Instruction: Copy the data below line by line, starting at its first line and ending at the line that contains "plan-right-top-dim-label: A1,X1,Y1 <box>429", with both of those lines included.

Information provided:
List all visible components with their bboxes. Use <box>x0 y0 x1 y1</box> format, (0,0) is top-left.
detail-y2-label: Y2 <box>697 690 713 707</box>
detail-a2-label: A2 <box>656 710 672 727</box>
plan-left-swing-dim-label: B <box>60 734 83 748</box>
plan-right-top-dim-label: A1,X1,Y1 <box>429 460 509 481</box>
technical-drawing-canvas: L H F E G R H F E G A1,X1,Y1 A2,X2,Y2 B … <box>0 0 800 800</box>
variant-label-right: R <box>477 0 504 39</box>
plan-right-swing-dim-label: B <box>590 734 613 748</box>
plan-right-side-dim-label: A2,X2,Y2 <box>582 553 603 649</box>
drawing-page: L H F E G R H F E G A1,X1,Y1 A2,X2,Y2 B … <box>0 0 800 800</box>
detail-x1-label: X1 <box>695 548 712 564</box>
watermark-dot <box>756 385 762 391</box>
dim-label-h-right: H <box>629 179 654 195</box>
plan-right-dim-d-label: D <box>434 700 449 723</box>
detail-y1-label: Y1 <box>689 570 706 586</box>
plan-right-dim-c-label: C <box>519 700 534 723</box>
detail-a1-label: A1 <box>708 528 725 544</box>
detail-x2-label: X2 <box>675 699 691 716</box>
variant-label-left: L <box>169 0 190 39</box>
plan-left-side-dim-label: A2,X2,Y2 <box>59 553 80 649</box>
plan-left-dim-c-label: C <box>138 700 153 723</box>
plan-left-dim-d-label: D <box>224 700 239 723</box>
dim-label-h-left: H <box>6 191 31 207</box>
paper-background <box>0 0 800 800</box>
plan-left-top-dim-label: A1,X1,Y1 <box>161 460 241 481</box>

Answer for this exercise:
List all visible components with their bboxes. Use <box>x0 y0 x1 y1</box> format, (0,0) is top-left.
detail-y2-label: Y2 <box>697 690 713 707</box>
detail-a2-label: A2 <box>656 710 672 727</box>
plan-left-swing-dim-label: B <box>60 734 83 748</box>
plan-right-top-dim-label: A1,X1,Y1 <box>429 460 509 481</box>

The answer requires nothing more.